### Problem to work on
Report each line of the data that includes the word "確定して承認へ".

### Data lines

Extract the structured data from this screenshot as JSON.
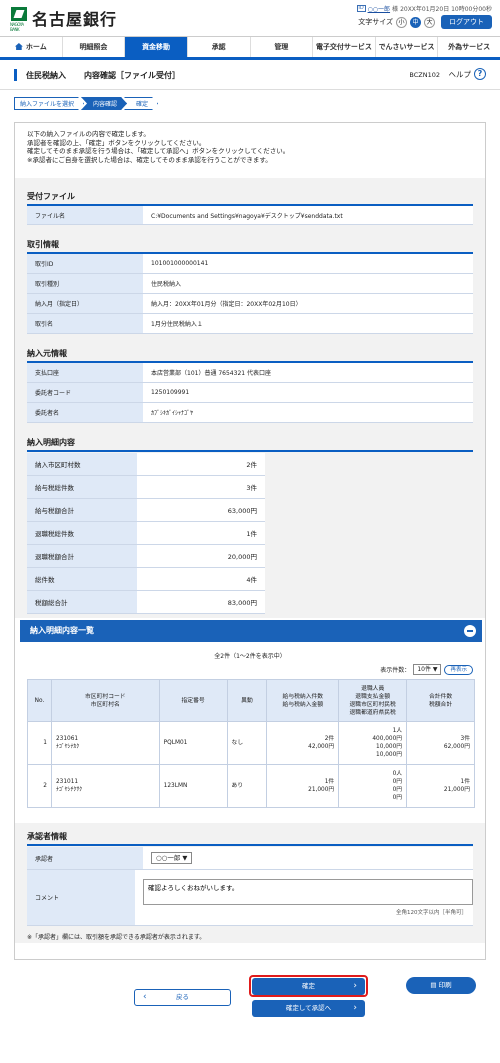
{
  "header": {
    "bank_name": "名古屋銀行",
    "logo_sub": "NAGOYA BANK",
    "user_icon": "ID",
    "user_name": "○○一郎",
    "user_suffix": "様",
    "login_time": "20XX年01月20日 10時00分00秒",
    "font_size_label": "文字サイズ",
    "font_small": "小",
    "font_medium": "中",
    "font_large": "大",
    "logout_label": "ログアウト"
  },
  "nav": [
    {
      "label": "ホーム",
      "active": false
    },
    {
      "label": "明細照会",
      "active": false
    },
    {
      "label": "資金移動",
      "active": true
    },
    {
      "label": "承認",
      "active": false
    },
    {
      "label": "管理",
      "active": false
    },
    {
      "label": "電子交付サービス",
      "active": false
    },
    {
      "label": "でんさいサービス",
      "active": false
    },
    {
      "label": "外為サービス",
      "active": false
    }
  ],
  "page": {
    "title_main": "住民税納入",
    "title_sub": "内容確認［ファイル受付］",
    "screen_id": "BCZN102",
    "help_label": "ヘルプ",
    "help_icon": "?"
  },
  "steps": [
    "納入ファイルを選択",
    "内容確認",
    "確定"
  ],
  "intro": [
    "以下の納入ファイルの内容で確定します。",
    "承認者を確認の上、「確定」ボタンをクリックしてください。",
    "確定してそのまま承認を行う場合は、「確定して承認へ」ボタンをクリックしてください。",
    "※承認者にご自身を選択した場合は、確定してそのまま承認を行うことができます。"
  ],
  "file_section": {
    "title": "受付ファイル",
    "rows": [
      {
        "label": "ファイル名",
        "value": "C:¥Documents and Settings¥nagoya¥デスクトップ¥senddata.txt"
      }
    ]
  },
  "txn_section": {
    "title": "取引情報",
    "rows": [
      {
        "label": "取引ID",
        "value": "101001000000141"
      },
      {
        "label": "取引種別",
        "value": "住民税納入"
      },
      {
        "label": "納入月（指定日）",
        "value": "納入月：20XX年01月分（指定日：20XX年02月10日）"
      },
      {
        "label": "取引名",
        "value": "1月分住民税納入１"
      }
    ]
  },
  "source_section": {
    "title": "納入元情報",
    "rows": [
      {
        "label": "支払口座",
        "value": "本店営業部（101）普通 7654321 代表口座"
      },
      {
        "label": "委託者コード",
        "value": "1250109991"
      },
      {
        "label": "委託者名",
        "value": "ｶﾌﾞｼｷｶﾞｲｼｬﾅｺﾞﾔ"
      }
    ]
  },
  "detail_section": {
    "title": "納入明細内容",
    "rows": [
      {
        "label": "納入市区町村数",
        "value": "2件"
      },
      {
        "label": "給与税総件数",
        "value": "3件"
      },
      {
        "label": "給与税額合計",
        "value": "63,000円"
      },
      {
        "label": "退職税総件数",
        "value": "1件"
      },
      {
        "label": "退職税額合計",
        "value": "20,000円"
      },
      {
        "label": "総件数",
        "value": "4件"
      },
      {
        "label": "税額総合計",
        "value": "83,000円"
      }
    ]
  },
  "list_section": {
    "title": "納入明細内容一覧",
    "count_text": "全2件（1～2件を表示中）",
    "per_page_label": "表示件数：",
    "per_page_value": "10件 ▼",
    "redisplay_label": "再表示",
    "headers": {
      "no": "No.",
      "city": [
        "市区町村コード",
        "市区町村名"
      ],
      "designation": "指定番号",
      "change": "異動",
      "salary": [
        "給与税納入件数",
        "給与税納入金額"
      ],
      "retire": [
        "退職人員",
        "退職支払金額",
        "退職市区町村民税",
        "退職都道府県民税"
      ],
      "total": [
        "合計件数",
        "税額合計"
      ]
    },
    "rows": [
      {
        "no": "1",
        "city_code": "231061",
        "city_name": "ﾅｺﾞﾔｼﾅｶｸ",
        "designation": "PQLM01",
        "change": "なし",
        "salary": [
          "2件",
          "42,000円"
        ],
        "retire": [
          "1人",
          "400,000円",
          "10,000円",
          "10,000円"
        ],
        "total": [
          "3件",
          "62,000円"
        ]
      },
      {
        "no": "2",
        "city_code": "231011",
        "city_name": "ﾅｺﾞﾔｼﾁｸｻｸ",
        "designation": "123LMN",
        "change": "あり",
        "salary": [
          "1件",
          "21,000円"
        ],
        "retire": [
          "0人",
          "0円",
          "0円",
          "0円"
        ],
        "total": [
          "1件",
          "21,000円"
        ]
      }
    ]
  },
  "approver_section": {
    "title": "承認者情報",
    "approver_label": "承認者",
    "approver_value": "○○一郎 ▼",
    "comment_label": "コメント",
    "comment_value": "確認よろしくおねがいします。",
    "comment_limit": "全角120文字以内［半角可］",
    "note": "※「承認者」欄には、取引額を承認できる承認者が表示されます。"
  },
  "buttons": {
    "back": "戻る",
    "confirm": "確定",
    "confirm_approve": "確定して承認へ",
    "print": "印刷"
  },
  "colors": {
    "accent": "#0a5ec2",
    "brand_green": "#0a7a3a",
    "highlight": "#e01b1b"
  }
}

==

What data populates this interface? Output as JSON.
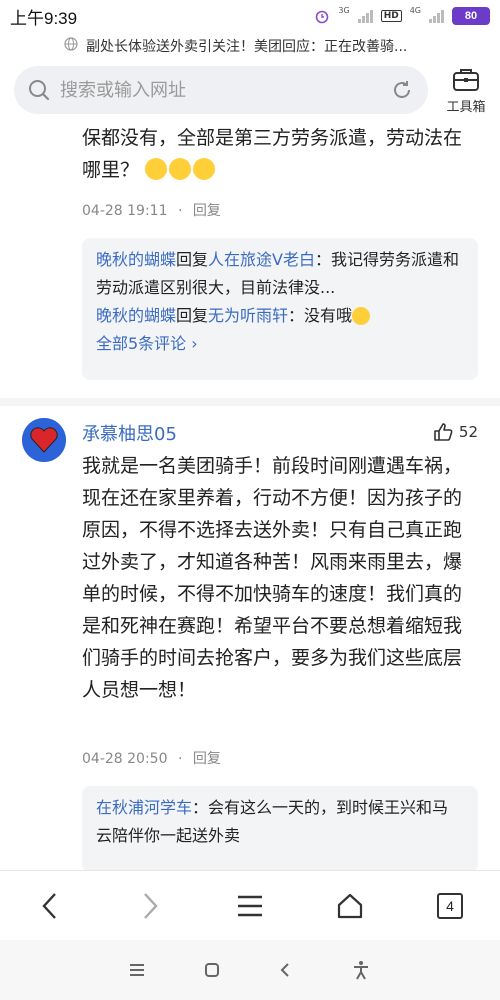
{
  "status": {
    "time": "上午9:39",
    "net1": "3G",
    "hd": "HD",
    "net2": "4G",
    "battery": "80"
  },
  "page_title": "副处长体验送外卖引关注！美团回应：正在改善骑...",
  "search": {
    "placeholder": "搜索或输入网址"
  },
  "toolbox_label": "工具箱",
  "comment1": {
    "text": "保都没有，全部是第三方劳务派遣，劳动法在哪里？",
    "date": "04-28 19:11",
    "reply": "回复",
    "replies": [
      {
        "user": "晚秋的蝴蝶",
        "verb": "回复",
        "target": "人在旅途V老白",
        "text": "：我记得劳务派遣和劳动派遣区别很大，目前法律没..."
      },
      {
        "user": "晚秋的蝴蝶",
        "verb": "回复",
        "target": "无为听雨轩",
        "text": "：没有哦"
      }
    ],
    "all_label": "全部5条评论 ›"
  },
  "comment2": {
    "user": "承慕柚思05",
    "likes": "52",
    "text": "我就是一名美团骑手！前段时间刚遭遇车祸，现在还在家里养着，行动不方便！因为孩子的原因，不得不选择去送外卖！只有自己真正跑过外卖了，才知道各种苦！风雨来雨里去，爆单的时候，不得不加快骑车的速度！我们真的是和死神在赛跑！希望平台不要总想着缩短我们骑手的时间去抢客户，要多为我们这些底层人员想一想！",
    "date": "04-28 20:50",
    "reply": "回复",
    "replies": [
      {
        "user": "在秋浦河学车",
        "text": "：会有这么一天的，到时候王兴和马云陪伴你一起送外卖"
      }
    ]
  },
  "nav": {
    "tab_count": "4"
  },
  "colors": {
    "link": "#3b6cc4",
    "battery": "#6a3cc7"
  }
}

---

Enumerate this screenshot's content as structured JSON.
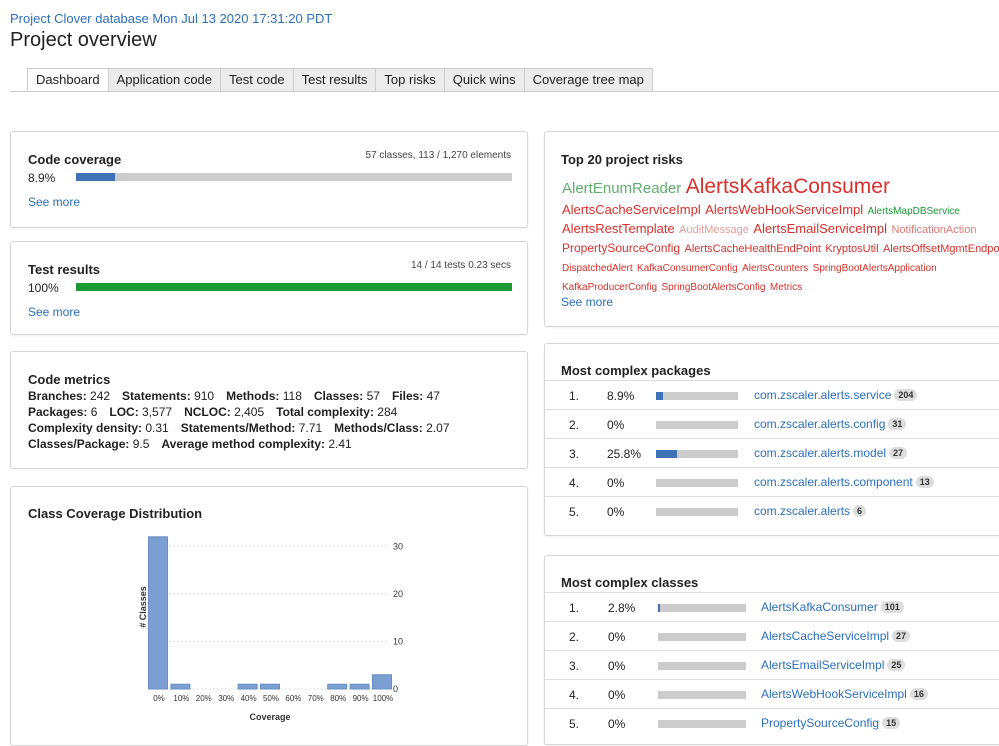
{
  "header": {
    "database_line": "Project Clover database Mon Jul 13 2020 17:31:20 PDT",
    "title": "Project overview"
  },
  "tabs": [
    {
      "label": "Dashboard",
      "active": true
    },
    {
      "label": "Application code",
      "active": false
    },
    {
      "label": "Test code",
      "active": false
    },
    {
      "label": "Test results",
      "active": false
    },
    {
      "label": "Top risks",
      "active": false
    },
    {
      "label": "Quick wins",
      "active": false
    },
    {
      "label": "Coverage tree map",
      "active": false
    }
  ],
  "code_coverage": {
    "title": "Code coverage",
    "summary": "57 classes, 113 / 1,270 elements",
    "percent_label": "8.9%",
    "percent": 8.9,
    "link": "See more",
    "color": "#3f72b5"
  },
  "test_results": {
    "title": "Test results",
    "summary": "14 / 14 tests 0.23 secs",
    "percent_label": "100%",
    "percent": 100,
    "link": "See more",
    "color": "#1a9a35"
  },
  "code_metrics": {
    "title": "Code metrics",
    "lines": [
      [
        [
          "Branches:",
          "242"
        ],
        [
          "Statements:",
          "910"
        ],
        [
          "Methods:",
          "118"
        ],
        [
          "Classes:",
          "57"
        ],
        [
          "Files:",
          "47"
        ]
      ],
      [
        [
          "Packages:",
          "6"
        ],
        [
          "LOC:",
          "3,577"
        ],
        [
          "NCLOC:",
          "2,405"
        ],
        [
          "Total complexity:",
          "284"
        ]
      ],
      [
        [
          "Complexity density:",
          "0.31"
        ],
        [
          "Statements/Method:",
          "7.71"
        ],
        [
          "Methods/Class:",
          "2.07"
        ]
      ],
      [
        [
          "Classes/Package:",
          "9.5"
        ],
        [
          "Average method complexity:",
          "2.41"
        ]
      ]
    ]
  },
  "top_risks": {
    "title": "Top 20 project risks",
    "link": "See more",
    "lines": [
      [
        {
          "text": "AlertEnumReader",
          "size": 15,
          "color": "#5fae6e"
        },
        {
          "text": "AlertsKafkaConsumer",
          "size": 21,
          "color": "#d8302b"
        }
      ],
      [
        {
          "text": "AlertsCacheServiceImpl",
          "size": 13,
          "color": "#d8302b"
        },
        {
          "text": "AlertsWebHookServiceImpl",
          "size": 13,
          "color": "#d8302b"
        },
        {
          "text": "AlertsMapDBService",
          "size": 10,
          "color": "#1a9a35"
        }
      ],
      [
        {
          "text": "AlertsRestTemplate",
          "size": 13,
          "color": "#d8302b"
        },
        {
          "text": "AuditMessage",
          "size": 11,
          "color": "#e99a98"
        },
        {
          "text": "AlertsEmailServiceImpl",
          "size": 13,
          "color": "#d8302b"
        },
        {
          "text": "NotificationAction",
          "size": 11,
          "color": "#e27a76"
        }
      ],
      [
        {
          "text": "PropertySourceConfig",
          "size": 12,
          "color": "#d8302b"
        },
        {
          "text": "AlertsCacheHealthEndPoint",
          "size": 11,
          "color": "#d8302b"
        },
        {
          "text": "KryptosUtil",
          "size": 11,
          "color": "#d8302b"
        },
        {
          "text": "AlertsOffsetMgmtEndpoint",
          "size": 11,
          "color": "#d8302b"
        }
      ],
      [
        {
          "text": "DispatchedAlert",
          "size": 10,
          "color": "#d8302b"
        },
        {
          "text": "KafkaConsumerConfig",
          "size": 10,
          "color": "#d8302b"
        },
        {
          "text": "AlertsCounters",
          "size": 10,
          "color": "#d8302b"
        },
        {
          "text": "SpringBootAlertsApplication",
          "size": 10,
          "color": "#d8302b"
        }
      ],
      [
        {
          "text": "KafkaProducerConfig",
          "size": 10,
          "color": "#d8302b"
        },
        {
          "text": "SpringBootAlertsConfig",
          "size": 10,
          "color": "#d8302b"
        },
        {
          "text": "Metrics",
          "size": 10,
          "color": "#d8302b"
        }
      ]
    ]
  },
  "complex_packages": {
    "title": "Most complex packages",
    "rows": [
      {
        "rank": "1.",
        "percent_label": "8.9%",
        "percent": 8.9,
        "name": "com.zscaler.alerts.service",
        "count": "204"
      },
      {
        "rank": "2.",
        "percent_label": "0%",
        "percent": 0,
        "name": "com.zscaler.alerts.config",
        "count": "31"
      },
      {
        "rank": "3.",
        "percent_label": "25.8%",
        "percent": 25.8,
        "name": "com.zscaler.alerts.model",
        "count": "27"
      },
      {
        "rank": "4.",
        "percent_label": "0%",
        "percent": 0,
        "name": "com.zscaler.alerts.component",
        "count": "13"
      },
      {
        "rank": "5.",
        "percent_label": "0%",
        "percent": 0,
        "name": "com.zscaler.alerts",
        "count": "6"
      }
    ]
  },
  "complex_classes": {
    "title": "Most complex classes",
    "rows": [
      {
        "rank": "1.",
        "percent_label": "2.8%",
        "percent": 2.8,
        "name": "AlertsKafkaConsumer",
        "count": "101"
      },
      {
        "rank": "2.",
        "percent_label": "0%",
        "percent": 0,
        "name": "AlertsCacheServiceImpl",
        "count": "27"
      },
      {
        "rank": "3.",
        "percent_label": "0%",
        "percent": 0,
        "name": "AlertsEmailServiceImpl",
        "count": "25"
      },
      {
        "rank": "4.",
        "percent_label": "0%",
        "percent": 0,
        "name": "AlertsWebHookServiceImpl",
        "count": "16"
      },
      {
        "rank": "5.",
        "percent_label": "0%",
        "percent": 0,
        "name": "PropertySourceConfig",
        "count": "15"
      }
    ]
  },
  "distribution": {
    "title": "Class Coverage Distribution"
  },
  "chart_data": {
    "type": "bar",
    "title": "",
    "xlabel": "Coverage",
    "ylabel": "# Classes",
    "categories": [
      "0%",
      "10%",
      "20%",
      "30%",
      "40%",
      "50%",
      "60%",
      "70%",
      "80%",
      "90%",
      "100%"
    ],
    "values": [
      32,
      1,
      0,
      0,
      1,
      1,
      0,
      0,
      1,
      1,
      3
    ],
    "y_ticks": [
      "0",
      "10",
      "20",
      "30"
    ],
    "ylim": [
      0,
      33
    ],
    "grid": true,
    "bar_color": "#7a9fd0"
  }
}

### Solution to this task
    "確定してそのまま承認を行う場合は、「確定して承認へ」ボタンをクリックしてください。",
    "confirm_approve": "確定して承認へ",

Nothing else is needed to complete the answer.